- [ROWS]
..............................

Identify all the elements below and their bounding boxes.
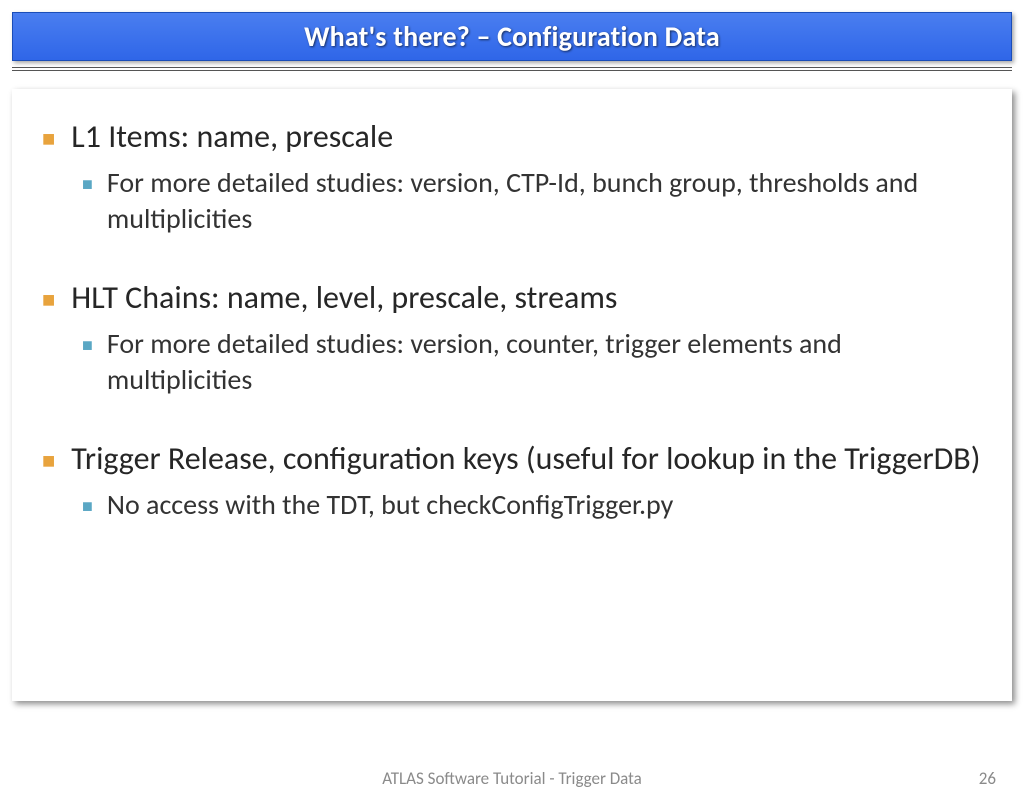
main-bullet-line: ■ Trigger Release, configuration keys (u… (42, 439, 982, 479)
bullet-item: ■ HLT Chains: name, level, prescale, str… (42, 278, 982, 399)
content-box: ■ L1 Items: name, prescale ■ For more de… (12, 89, 1012, 701)
sub-bullet-text: No access with the TDT, but checkConfigT… (107, 487, 673, 523)
main-bullet-text: L1 Items: name, prescale (71, 117, 393, 157)
main-bullet-text: HLT Chains: name, level, prescale, strea… (71, 278, 617, 318)
main-bullet-text: Trigger Release, configuration keys (use… (71, 439, 980, 479)
square-bullet-icon: ■ (42, 286, 55, 314)
main-bullet-line: ■ HLT Chains: name, level, prescale, str… (42, 278, 982, 318)
sub-bullet-text: For more detailed studies: version, coun… (107, 326, 982, 399)
bullet-item: ■ L1 Items: name, prescale ■ For more de… (42, 117, 982, 238)
slide-title: What's there? – Configuration Data (304, 19, 720, 54)
sub-bullet-text: For more detailed studies: version, CTP-… (107, 165, 982, 238)
square-bullet-icon: ■ (42, 447, 55, 475)
sub-bullet-line: ■ For more detailed studies: version, co… (82, 326, 982, 399)
page-number: 26 (979, 768, 996, 789)
bullet-item: ■ Trigger Release, configuration keys (u… (42, 439, 982, 523)
footer-text: ATLAS Software Tutorial - Trigger Data (382, 768, 642, 789)
title-divider (12, 67, 1012, 71)
square-bullet-icon: ■ (42, 125, 55, 153)
slide-title-bar: What's there? – Configuration Data (12, 12, 1012, 61)
square-bullet-icon: ■ (82, 173, 93, 196)
main-bullet-line: ■ L1 Items: name, prescale (42, 117, 982, 157)
square-bullet-icon: ■ (82, 334, 93, 357)
square-bullet-icon: ■ (82, 495, 93, 518)
sub-bullet-line: ■ No access with the TDT, but checkConfi… (82, 487, 982, 523)
sub-bullet-line: ■ For more detailed studies: version, CT… (82, 165, 982, 238)
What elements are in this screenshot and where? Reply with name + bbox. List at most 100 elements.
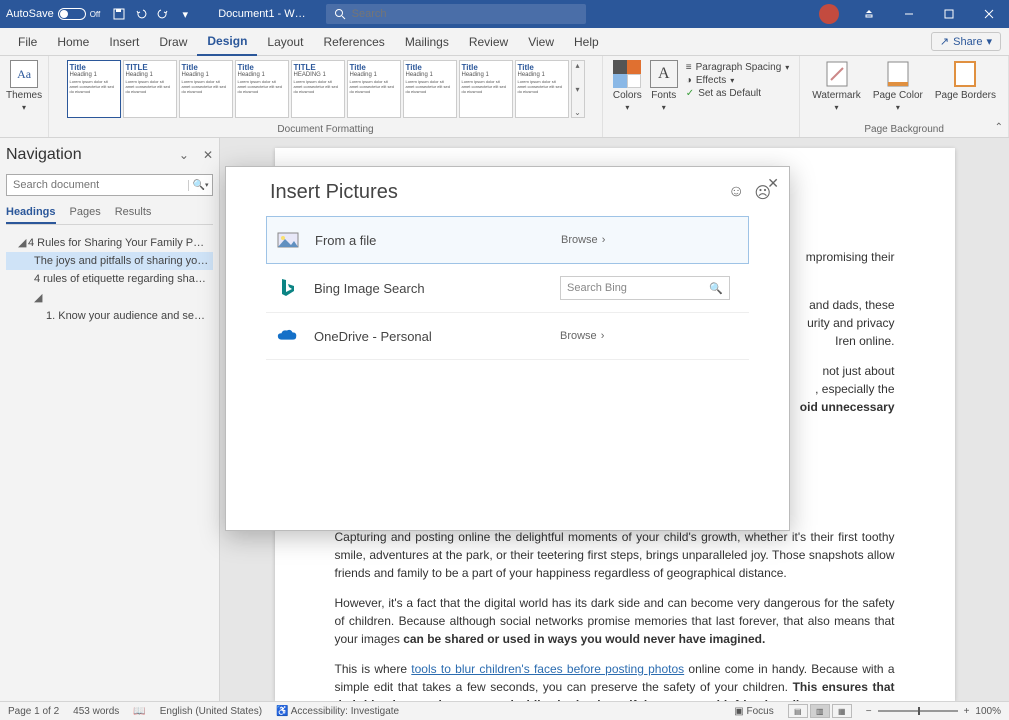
- tab-design[interactable]: Design: [197, 28, 257, 56]
- maximize-icon[interactable]: [929, 0, 969, 28]
- gallery-item[interactable]: TitleHeading 1Lorem ipsum dolor sit amet…: [67, 60, 121, 118]
- chevron-right-icon: ›: [601, 330, 605, 342]
- tab-home[interactable]: Home: [47, 28, 99, 56]
- nav-title: Navigation: [6, 146, 82, 164]
- collapse-ribbon-icon[interactable]: ⌃: [995, 122, 1003, 133]
- tab-draw[interactable]: Draw: [149, 28, 197, 56]
- gallery-item[interactable]: TitleHeading 1Lorem ipsum dolor sit amet…: [235, 60, 289, 118]
- web-layout-icon[interactable]: ▦: [832, 704, 852, 718]
- spellcheck-icon[interactable]: 📖: [133, 706, 145, 717]
- style-gallery[interactable]: TitleHeading 1Lorem ipsum dolor sit amet…: [67, 60, 585, 118]
- page-color-button[interactable]: Page Color▾: [867, 60, 929, 112]
- nav-tabs: Headings Pages Results: [6, 206, 213, 225]
- qat-dropdown-icon[interactable]: ▾: [178, 7, 192, 21]
- tab-layout[interactable]: Layout: [257, 28, 313, 56]
- source-label: OneDrive - Personal: [314, 329, 544, 344]
- tree-item[interactable]: ◢: [6, 288, 213, 307]
- zoom-out-icon[interactable]: −: [866, 706, 872, 717]
- themes-button[interactable]: Aa Themes ▾: [6, 60, 42, 112]
- nav-tab-results[interactable]: Results: [115, 206, 152, 224]
- tab-mailings[interactable]: Mailings: [395, 28, 459, 56]
- user-avatar[interactable]: [819, 4, 839, 24]
- ribbon-group-themes: Aa Themes ▾: [0, 56, 49, 137]
- status-accessibility[interactable]: ♿ Accessibility: Investigate: [276, 706, 399, 717]
- minimize-icon[interactable]: [889, 0, 929, 28]
- source-from-file[interactable]: From a file Browse›: [266, 216, 749, 264]
- navigation-pane: Navigation ⌄ ✕ 🔍▾ Headings Pages Results…: [0, 138, 220, 701]
- undo-icon[interactable]: [134, 7, 148, 21]
- tree-item[interactable]: 4 rules of etiquette regarding sha…: [6, 270, 213, 288]
- status-language[interactable]: English (United States): [160, 706, 262, 717]
- tab-insert[interactable]: Insert: [99, 28, 149, 56]
- autosave-state: Off: [90, 10, 101, 19]
- tab-references[interactable]: References: [313, 28, 394, 56]
- zoom-slider[interactable]: [878, 710, 958, 712]
- zoom-in-icon[interactable]: +: [964, 706, 970, 717]
- tree-item[interactable]: 1. Know your audience and se…: [6, 307, 213, 325]
- nav-tab-headings[interactable]: Headings: [6, 206, 56, 224]
- gallery-item[interactable]: TitleHeading 1Lorem ipsum dolor sit amet…: [347, 60, 401, 118]
- set-default-button[interactable]: ✓Set as Default: [686, 88, 789, 99]
- redo-icon[interactable]: [156, 7, 170, 21]
- insert-pictures-dialog: ✕ Insert Pictures ☺ ☹ From a file Browse…: [225, 166, 790, 531]
- watermark-button[interactable]: Watermark▾: [806, 60, 867, 112]
- focus-icon: ▣: [734, 706, 743, 717]
- status-words[interactable]: 453 words: [73, 706, 119, 717]
- fonts-button[interactable]: A Fonts ▾: [646, 60, 682, 112]
- watermark-icon: [823, 60, 851, 88]
- read-mode-icon[interactable]: ▤: [788, 704, 808, 718]
- source-bing[interactable]: Bing Image Search Search Bing 🔍: [266, 264, 749, 313]
- search-box[interactable]: [326, 4, 586, 24]
- gallery-scroll[interactable]: ▴▾⌄: [571, 60, 585, 118]
- gallery-item[interactable]: TitleHeading 1Lorem ipsum dolor sit amet…: [179, 60, 233, 118]
- gallery-item[interactable]: TitleHeading 1Lorem ipsum dolor sit amet…: [459, 60, 513, 118]
- browse-button[interactable]: Browse›: [560, 330, 604, 342]
- doc-text: , especially the: [815, 382, 894, 396]
- save-icon[interactable]: [112, 7, 126, 21]
- effects-button[interactable]: ◑Effects▾: [686, 75, 789, 86]
- nav-search-input[interactable]: [7, 179, 188, 191]
- nav-tab-pages[interactable]: Pages: [70, 206, 101, 224]
- paragraph-spacing-button[interactable]: ≡Paragraph Spacing▾: [686, 62, 789, 73]
- gallery-item[interactable]: TITLEHEADING 1Lorem ipsum dolor sit amet…: [291, 60, 345, 118]
- page-borders-icon: [951, 60, 979, 88]
- gallery-item[interactable]: TitleHeading 1Lorem ipsum dolor sit amet…: [515, 60, 569, 118]
- bing-search-input[interactable]: Search Bing 🔍: [560, 276, 730, 300]
- gallery-item[interactable]: TitleHeading 1Lorem ipsum dolor sit amet…: [403, 60, 457, 118]
- colors-button[interactable]: Colors ▾: [609, 60, 646, 112]
- tab-file[interactable]: File: [8, 28, 47, 56]
- tab-help[interactable]: Help: [564, 28, 609, 56]
- chevron-down-icon[interactable]: ⌄: [179, 148, 189, 162]
- page-borders-button[interactable]: Page Borders: [929, 60, 1002, 112]
- tree-item[interactable]: The joys and pitfalls of sharing yo…: [6, 252, 213, 270]
- status-page[interactable]: Page 1 of 2: [8, 706, 59, 717]
- tree-item[interactable]: ◢4 Rules for Sharing Your Family Phot…: [6, 233, 213, 252]
- share-icon: ↗: [940, 35, 949, 48]
- page-color-label: Page Color: [873, 90, 923, 101]
- search-input[interactable]: [352, 8, 578, 20]
- print-layout-icon[interactable]: ▥: [810, 704, 830, 718]
- tab-view[interactable]: View: [518, 28, 564, 56]
- smile-icon[interactable]: ☺: [728, 183, 744, 203]
- tab-review[interactable]: Review: [459, 28, 518, 56]
- close-icon[interactable]: ✕: [203, 148, 213, 162]
- ribbon-display-icon[interactable]: [849, 0, 889, 28]
- close-icon[interactable]: ✕: [767, 175, 779, 192]
- placeholder-text: Search Bing: [567, 282, 627, 294]
- share-button[interactable]: ↗ Share ▾: [931, 32, 1001, 51]
- zoom-level[interactable]: 100%: [975, 706, 1001, 717]
- colors-label: Colors: [613, 90, 642, 101]
- search-icon[interactable]: 🔍▾: [188, 180, 212, 191]
- source-onedrive[interactable]: OneDrive - Personal Browse›: [266, 313, 749, 360]
- autosave-toggle[interactable]: AutoSave Off: [0, 8, 106, 20]
- doc-link[interactable]: tools to blur children's faces before po…: [411, 662, 684, 676]
- close-icon[interactable]: [969, 0, 1009, 28]
- browse-button[interactable]: Browse›: [561, 234, 605, 246]
- nav-tree: ◢4 Rules for Sharing Your Family Phot… T…: [6, 233, 213, 325]
- focus-button[interactable]: ▣ Focus: [734, 706, 773, 717]
- themes-label: Themes: [6, 90, 42, 101]
- autosave-label: AutoSave: [6, 8, 54, 20]
- paragraph-spacing-icon: ≡: [686, 62, 692, 73]
- gallery-item[interactable]: TITLEHeading 1Lorem ipsum dolor sit amet…: [123, 60, 177, 118]
- nav-search[interactable]: 🔍▾: [6, 174, 213, 196]
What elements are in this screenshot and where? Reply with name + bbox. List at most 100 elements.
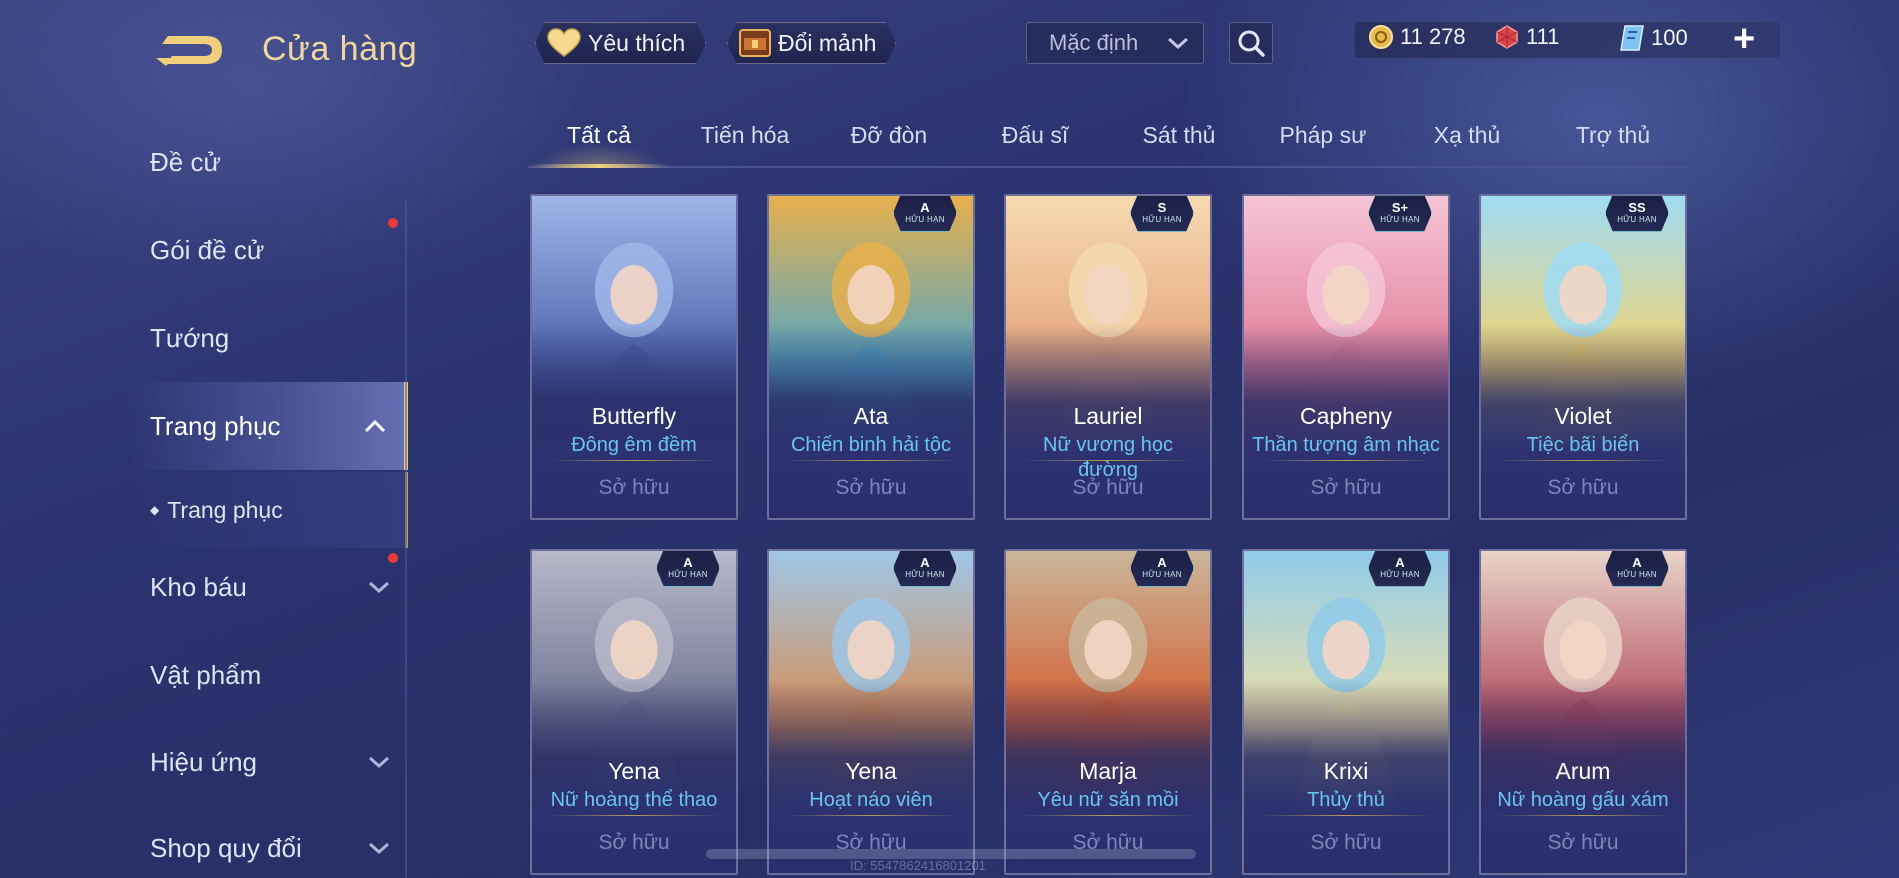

..............................

Please switch every "prescale" to "scaling" in the records from the line with "main-bullet-line: ■ Trigger" up to and including the line with "sub-bullet-text: For more detailed studies: version, CTP-…", and give those lines again with nothing else changed.

main-bullet-line: ■ Trigger Release, configuration keys (u… (42, 439, 982, 479)
bullet-item: ■ HLT Chains: name, level, scaling, str… (42, 278, 982, 399)
content-box: ■ L1 Items: name, scaling ■ For more de… (12, 89, 1012, 701)
sub-bullet-text: No access with the TDT, but checkConfigT… (107, 487, 673, 523)
main-bullet-text: L1 Items: name, scaling (71, 117, 393, 157)
main-bullet-text: HLT Chains: name, level, scaling, strea… (71, 278, 617, 318)
main-bullet-text: Trigger Release, configuration keys (use… (71, 439, 980, 479)
square-bullet-icon: ■ (42, 286, 55, 314)
main-bullet-line: ■ HLT Chains: name, level, scaling, str… (42, 278, 982, 318)
sub-bullet-text: For more detailed studies: version, coun… (107, 326, 982, 399)
bullet-item: ■ L1 Items: name, scaling ■ For more de… (42, 117, 982, 238)
slide-title: What's there? – Configuration Data (304, 19, 720, 54)
sub-bullet-text: For more detailed studies: version, CTP-… (107, 165, 982, 238)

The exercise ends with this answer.